___ Exercise data ___
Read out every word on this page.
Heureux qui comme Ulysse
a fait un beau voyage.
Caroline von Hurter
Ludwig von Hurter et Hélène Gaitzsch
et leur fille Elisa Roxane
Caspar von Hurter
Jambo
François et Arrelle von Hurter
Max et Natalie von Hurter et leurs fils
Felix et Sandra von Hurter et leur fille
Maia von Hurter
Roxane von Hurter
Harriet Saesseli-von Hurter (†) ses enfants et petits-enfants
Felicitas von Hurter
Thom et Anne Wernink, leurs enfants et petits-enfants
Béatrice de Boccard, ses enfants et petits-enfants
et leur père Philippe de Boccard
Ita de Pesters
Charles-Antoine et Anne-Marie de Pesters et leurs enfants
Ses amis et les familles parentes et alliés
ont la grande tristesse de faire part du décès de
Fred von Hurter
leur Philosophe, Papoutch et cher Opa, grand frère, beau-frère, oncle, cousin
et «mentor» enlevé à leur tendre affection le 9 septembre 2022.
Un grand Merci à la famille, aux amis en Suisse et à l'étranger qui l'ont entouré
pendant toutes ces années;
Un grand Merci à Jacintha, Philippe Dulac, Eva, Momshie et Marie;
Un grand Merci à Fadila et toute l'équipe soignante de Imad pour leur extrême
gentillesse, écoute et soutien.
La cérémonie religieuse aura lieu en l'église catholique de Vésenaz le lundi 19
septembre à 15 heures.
___
- **Exercise**
Output the listing above word for word.

- **Correct result**
Read out every word on this page.
Heureux qui comme Ulysse
a fait un beau voyage.
Caroline von Hurter
Ludwig von Hurter et Hélène Gaitzsch
et leur fille Elisa Roxane
Caspar von Hurter
Jambo
François et Arrelle von Hurter
Max et Natalie von Hurter et leurs fils
Felix et Sandra von Hurter et leur fille
Maia von Hurter
Roxane von Hurter
Harriet Saesseli-von Hurter (†) ses enfants et petits-enfants
Felicitas von Hurter
Thom et Anne Wernink, leurs enfants et petits-enfants
Béatrice de Boccard, ses enfants et petits-enfants
et leur père Philippe de Boccard
Ita de Pesters
Charles-Antoine et Anne-Marie de Pesters et leurs enfants
Ses amis et les familles parentes et alliés
ont la grande tristesse de faire part du décès de
Fred von Hurter
leur Philosophe, Papoutch et cher Opa, grand frère, beau-frère, oncle, cousin
et «mentor» enlevé à leur tendre affection le 9 septembre 2022.
Un grand Merci à la famille, aux amis en Suisse et à l'étranger qui l'ont entouré
pendant toutes ces années;
Un grand Merci à Jacintha, Philippe Dulac, Eva, Momshie et Marie;
Un grand Merci à Fadila et toute l'équipe soignante de Imad pour leur extrême
gentillesse, écoute et soutien.
La cérémonie religieuse aura lieu en l'église catholique de Vésenaz le lundi 19
septembre à 15 heures.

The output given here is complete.